Given records.

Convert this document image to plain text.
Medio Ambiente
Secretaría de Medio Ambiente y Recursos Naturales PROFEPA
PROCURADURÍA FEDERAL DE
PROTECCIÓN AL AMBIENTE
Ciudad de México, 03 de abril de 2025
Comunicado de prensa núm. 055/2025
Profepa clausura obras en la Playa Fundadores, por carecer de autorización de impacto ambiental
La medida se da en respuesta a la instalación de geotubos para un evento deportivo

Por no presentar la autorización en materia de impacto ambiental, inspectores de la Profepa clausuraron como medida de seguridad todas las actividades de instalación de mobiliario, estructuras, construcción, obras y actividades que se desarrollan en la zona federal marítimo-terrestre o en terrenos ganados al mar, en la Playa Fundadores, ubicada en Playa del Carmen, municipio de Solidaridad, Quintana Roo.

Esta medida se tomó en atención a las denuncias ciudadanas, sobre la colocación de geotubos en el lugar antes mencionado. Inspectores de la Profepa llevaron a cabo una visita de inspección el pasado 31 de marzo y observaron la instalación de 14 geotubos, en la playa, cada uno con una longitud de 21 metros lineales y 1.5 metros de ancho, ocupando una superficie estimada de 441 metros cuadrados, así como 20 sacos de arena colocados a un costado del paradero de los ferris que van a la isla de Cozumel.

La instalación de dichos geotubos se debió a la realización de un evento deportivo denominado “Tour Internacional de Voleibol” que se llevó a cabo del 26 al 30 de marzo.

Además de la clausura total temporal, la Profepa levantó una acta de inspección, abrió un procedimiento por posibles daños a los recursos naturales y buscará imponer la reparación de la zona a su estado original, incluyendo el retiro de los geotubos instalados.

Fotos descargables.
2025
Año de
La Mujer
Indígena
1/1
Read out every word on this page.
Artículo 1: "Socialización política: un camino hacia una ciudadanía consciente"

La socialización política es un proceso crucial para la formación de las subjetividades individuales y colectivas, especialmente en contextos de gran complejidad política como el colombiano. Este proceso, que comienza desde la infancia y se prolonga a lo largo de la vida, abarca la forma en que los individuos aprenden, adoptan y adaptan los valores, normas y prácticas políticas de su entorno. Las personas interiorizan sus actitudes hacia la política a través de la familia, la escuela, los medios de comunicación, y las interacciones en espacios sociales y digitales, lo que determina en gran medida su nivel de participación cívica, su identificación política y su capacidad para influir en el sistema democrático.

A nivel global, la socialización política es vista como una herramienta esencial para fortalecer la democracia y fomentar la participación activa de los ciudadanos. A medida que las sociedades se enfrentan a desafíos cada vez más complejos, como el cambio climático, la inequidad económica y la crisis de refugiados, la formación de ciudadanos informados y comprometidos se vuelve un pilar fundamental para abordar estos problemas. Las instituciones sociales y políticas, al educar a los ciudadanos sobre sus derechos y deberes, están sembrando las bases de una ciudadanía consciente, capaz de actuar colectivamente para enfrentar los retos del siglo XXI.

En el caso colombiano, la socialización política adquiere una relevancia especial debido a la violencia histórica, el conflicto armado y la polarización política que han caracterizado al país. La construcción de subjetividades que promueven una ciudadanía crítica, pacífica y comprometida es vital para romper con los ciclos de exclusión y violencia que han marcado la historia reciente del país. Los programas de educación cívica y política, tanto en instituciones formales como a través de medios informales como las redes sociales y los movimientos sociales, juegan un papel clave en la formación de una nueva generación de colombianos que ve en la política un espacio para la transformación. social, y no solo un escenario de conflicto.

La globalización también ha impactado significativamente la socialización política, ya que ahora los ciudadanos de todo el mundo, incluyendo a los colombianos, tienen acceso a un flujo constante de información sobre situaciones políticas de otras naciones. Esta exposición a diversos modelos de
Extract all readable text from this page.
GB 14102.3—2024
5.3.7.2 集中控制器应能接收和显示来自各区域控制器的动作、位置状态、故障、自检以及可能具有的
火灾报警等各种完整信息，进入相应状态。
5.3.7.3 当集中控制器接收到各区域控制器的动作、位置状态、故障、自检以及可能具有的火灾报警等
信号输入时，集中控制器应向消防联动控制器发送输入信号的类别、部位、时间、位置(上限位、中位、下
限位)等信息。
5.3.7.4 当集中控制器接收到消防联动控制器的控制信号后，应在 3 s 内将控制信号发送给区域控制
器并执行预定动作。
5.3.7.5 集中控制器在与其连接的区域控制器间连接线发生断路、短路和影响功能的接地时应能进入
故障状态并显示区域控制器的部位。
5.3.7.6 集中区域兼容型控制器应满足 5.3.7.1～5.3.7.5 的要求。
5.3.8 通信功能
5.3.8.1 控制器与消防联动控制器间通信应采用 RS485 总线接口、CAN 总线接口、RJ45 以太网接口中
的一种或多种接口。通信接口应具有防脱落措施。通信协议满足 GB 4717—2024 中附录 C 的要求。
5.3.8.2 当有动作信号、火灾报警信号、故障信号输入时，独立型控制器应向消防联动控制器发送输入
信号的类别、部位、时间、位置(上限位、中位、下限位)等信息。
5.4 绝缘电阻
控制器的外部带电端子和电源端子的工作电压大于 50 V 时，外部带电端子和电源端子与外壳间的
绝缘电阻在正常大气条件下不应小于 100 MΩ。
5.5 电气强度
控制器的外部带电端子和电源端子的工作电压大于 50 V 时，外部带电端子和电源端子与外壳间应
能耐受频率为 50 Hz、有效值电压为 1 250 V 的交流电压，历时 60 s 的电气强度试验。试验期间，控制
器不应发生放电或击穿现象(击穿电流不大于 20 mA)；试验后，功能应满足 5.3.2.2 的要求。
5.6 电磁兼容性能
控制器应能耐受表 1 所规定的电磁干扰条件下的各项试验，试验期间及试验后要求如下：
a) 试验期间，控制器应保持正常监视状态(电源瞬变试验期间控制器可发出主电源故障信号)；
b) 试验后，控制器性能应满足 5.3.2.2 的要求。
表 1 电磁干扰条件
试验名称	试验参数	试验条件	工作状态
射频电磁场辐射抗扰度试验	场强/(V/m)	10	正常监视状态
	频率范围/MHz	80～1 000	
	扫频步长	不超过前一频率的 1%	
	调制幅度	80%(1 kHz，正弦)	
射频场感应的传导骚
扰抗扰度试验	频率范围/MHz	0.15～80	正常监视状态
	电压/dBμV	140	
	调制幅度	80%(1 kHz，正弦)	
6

What is expected.
Count how many lines above include the word "deportivo" and answer with that figure only.

Written answer.
2